**Source material**
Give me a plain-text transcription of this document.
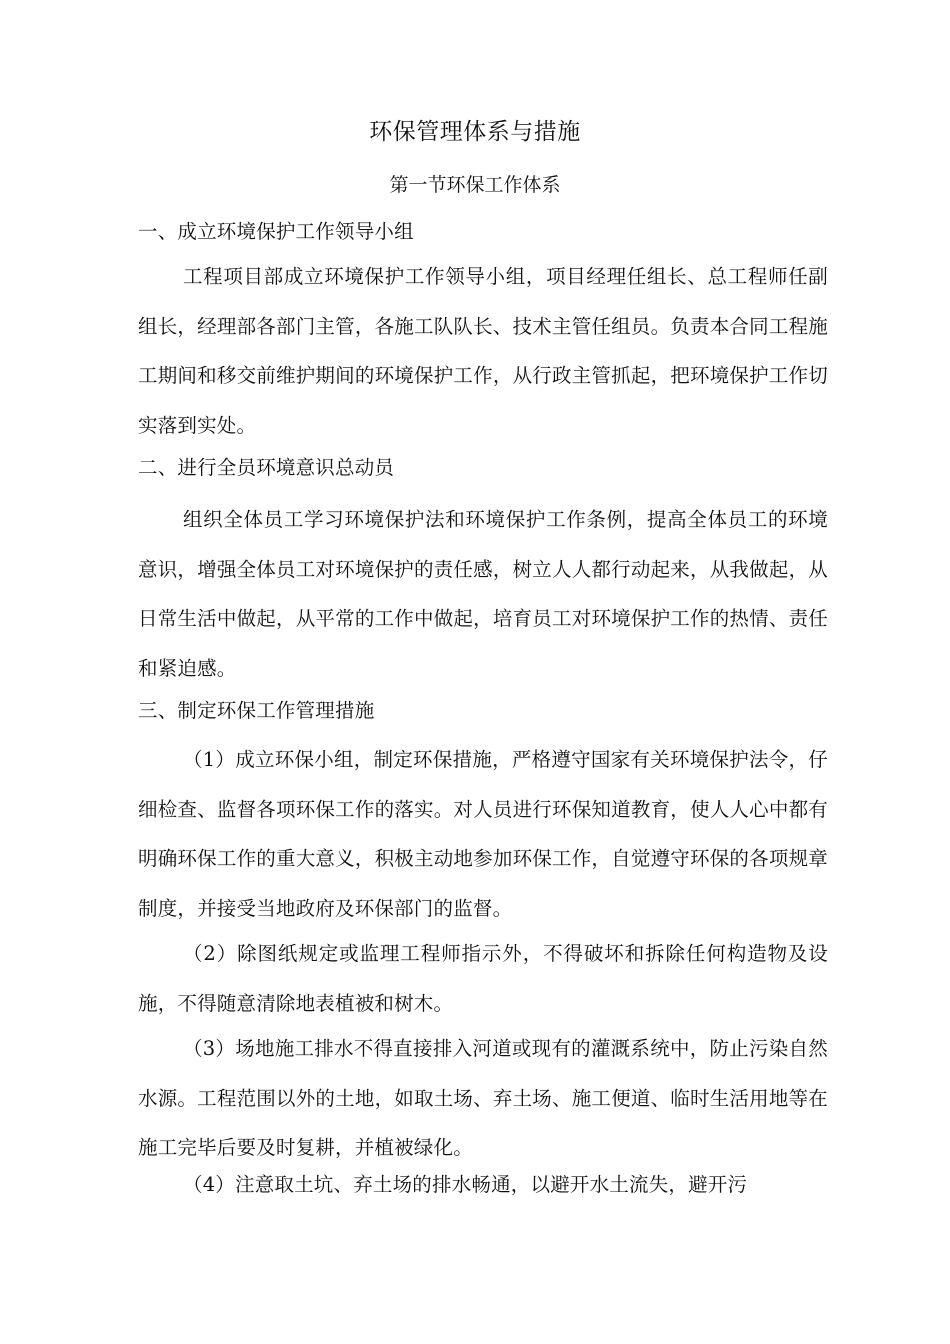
环保管理体系与措施
第一节环保工作体系
一、成立环境保护工作领导小组
工程项目部成立环境保护工作领导小组，项目经理任组长、总工程师任副组长，经理部各部门主管，各施工队队长、技术主管任组员。负责本合同工程施工期间和移交前维护期间的环境保护工作，从行政主管抓起，把环境保护工作切实落到实处。
二、进行全员环境意识总动员
组织全体员工学习环境保护法和环境保护工作条例，提高全体员工的环境意识，增强全体员工对环境保护的责任感，树立人人都行动起来，从我做起，从日常生活中做起，从平常的工作中做起，培育员工对环境保护工作的热情、责任和紧迫感。
三、制定环保工作管理措施
（1）成立环保小组，制定环保措施，严格遵守国家有关环境保护法令，仔细检查、监督各项环保工作的落实。对人员进行环保知道教育，使人人心中都有明确环保工作的重大意义，积极主动地参加环保工作，自觉遵守环保的各项规章制度，并接受当地政府及环保部门的监督。
（2）除图纸规定或监理工程师指示外，不得破坏和拆除任何构造物及设施，不得随意清除地表植被和树木。
（3）场地施工排水不得直接排入河道或现有的灌溉系统中，防止污染自然水源。工程范围以外的土地，如取土场、弃土场、施工便道、临时生活用地等在施工完毕后要及时复耕，并植被绿化。
（4）注意取土坑、弃土场的排水畅通，以避开水土流失，避开污
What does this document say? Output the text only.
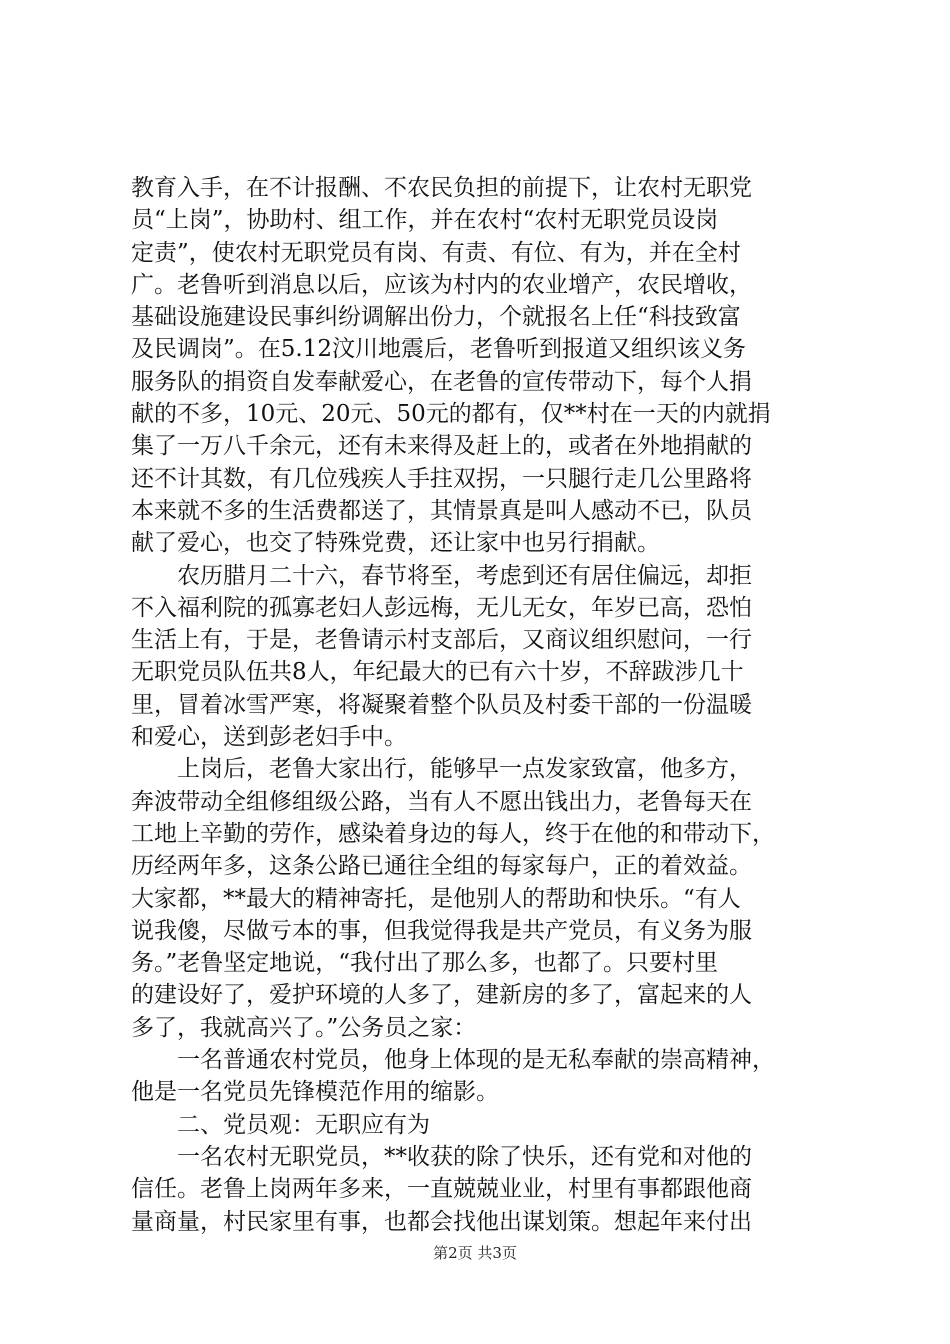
教育入手，在不计报酬、不农民负担的前提下，让农村无职党
员“上岗”，协助村、组工作，并在农村“农村无职党员设岗
定责”，使农村无职党员有岗、有责、有位、有为，并在全村
广。老鲁听到消息以后，应该为村内的农业增产，农民增收，
基础设施建设民事纠纷调解出份力，个就报名上任“科技致富
及民调岗”。在5.12汶川地震后，老鲁听到报道又组织该义务
服务队的捐资自发奉献爱心，在老鲁的宣传带动下，每个人捐
献的不多，10元、20元、50元的都有，仅**村在一天的内就捐
集了一万八千余元，还有未来得及赶上的，或者在外地捐献的
还不计其数，有几位残疾人手拄双拐，一只腿行走几公里路将
本来就不多的生活费都送了，其情景真是叫人感动不已，队员
献了爱心，也交了特殊党费，还让家中也另行捐献。
　　农历腊月二十六，春节将至，考虑到还有居住偏远，却拒
不入福利院的孤寡老妇人彭远梅，无儿无女，年岁已高，恐怕
生活上有，于是，老鲁请示村支部后，又商议组织慰问，一行
无职党员队伍共8人，年纪最大的已有六十岁，不辞跋涉几十
里，冒着冰雪严寒，将凝聚着整个队员及村委干部的一份温暖
和爱心，送到彭老妇手中。
　　上岗后，老鲁大家出行，能够早一点发家致富，他多方，
奔波带动全组修组级公路，当有人不愿出钱出力，老鲁每天在
工地上辛勤的劳作，感染着身边的每人，终于在他的和带动下，
历经两年多，这条公路已通往全组的每家每户，正的着效益。
大家都，**最大的精神寄托，是他别人的帮助和快乐。“有人
说我傻，尽做亏本的事，但我觉得我是共产党员，有义务为服
务。”老鲁坚定地说，“我付出了那么多，也都了。只要村里
的建设好了，爱护环境的人多了，建新房的多了，富起来的人
多了，我就高兴了。”公务员之家：
　　一名普通农村党员，他身上体现的是无私奉献的崇高精神，
他是一名党员先锋模范作用的缩影。
　　二、党员观：无职应有为
　　一名农村无职党员，**收获的除了快乐，还有党和对他的
信任。老鲁上岗两年多来，一直兢兢业业，村里有事都跟他商
量商量，村民家里有事，也都会找他出谋划策。想起年来付出
第2页 共3页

**Goal**
Copy the data character for character, but drop all pictures from the copy.

**In response**
Give me a plain-text transcription of this document.
环保管理体系与措施
第一节环保工作体系
一、成立环境保护工作领导小组
工程项目部成立环境保护工作领导小组，项目经理任组长、总工程师任副组长，经理部各部门主管，各施工队队长、技术主管任组员。负责本合同工程施工期间和移交前维护期间的环境保护工作，从行政主管抓起，把环境保护工作切实落到实处。
二、进行全员环境意识总动员
组织全体员工学习环境保护法和环境保护工作条例，提高全体员工的环境意识，增强全体员工对环境保护的责任感，树立人人都行动起来，从我做起，从日常生活中做起，从平常的工作中做起，培育员工对环境保护工作的热情、责任和紧迫感。
三、制定环保工作管理措施
（1）成立环保小组，制定环保措施，严格遵守国家有关环境保护法令，仔细检查、监督各项环保工作的落实。对人员进行环保知道教育，使人人心中都有明确环保工作的重大意义，积极主动地参加环保工作，自觉遵守环保的各项规章制度，并接受当地政府及环保部门的监督。
（2）除图纸规定或监理工程师指示外，不得破坏和拆除任何构造物及设施，不得随意清除地表植被和树木。
（3）场地施工排水不得直接排入河道或现有的灌溉系统中，防止污染自然水源。工程范围以外的土地，如取土场、弃土场、施工便道、临时生活用地等在施工完毕后要及时复耕，并植被绿化。
（4）注意取土坑、弃土场的排水畅通，以避开水土流失，避开污
What does this document say? Output the text only.
教育入手，在不计报酬、不农民负担的前提下，让农村无职党
员“上岗”，协助村、组工作，并在农村“农村无职党员设岗
定责”，使农村无职党员有岗、有责、有位、有为，并在全村
广。老鲁听到消息以后，应该为村内的农业增产，农民增收，
基础设施建设民事纠纷调解出份力，个就报名上任“科技致富
及民调岗”。在5.12汶川地震后，老鲁听到报道又组织该义务
服务队的捐资自发奉献爱心，在老鲁的宣传带动下，每个人捐
献的不多，10元、20元、50元的都有，仅**村在一天的内就捐
集了一万八千余元，还有未来得及赶上的，或者在外地捐献的
还不计其数，有几位残疾人手拄双拐，一只腿行走几公里路将
本来就不多的生活费都送了，其情景真是叫人感动不已，队员
献了爱心，也交了特殊党费，还让家中也另行捐献。
　　农历腊月二十六，春节将至，考虑到还有居住偏远，却拒
不入福利院的孤寡老妇人彭远梅，无儿无女，年岁已高，恐怕
生活上有，于是，老鲁请示村支部后，又商议组织慰问，一行
无职党员队伍共8人，年纪最大的已有六十岁，不辞跋涉几十
里，冒着冰雪严寒，将凝聚着整个队员及村委干部的一份温暖
和爱心，送到彭老妇手中。
　　上岗后，老鲁大家出行，能够早一点发家致富，他多方，
奔波带动全组修组级公路，当有人不愿出钱出力，老鲁每天在
工地上辛勤的劳作，感染着身边的每人，终于在他的和带动下，
历经两年多，这条公路已通往全组的每家每户，正的着效益。
大家都，**最大的精神寄托，是他别人的帮助和快乐。“有人
说我傻，尽做亏本的事，但我觉得我是共产党员，有义务为服
务。”老鲁坚定地说，“我付出了那么多，也都了。只要村里
的建设好了，爱护环境的人多了，建新房的多了，富起来的人
多了，我就高兴了。”公务员之家：
　　一名普通农村党员，他身上体现的是无私奉献的崇高精神，
他是一名党员先锋模范作用的缩影。
　　二、党员观：无职应有为
　　一名农村无职党员，**收获的除了快乐，还有党和对他的
信任。老鲁上岗两年多来，一直兢兢业业，村里有事都跟他商
量商量，村民家里有事，也都会找他出谋划策。想起年来付出
第2页 共3页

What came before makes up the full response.